• **Your instructions**: Can you set down, word for word, the material below from its first line through the line containing "The housing 140 is at (147, 247).", with both of those lines included?

## Begin Data provided

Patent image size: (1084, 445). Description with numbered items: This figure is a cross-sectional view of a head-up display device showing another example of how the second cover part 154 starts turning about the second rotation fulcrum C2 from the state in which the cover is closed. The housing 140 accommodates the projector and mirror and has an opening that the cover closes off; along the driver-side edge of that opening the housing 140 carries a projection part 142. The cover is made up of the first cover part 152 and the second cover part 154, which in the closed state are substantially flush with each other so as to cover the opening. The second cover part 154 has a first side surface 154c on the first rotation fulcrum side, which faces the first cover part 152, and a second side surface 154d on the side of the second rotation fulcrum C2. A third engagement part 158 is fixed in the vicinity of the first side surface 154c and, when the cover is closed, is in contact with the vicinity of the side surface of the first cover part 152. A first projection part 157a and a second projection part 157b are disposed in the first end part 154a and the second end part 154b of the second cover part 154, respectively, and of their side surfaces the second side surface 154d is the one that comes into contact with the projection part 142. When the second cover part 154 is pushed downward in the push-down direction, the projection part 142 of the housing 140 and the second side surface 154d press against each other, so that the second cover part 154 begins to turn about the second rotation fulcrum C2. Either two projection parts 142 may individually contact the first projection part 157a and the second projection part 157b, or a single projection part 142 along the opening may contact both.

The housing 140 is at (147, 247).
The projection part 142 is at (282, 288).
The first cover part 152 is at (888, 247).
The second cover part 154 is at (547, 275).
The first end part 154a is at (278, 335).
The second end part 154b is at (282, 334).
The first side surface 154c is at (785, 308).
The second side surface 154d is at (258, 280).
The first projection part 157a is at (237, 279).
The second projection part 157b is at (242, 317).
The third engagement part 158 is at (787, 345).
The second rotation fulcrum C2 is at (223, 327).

## End Data provided

• **Written answer**:
Patent image size: (1084, 445). Description with numbered items: This figure is a cross-sectional view of a head-up display device showing another example of how the second cover part 154 starts turning about the second rotation fulcrum C2 from the state in which the cover is closed. The housing 140 accommodates the projector and mirror and has an opening that the cover closes off; along the driver-side edge of that opening the housing 140 carries a projection part 142. The cover is made up of the first cover part 152 and the second cover part 154, which in the closed state are substantially flush with each other so as to cover the opening. The second cover part 154 has a first side surface 154c on the first rotation fulcrum side, which faces the first cover part 152, and a second side surface 154d on the side of the second rotation fulcrum C2. A third engagement part 158 is fixed in the vicinity of the first side surface 154c and, when the cover is closed, is in contact with the vicinity of the side surface of the first cover part 152. A first projection part 157a and a second projection part 157b are disposed in the first end part 154a and the second end part 154b of the second cover part 154, respectively, and of their side surfaces the second side surface 154d is the one that comes into contact with the projection part 142. When the second cover part 154 is pushed downward in the push-down direction, the projection part 142 of the housing 140 and the second side surface 154d press against each other, so that the second cover part 154 begins to turn about the second rotation fulcrum C2. Either two projection parts 142 may individually contact the first projection part 157a and the second projection part 157b, or a single projection part 142 along the opening may contact both.

The housing 140 is at (147, 247).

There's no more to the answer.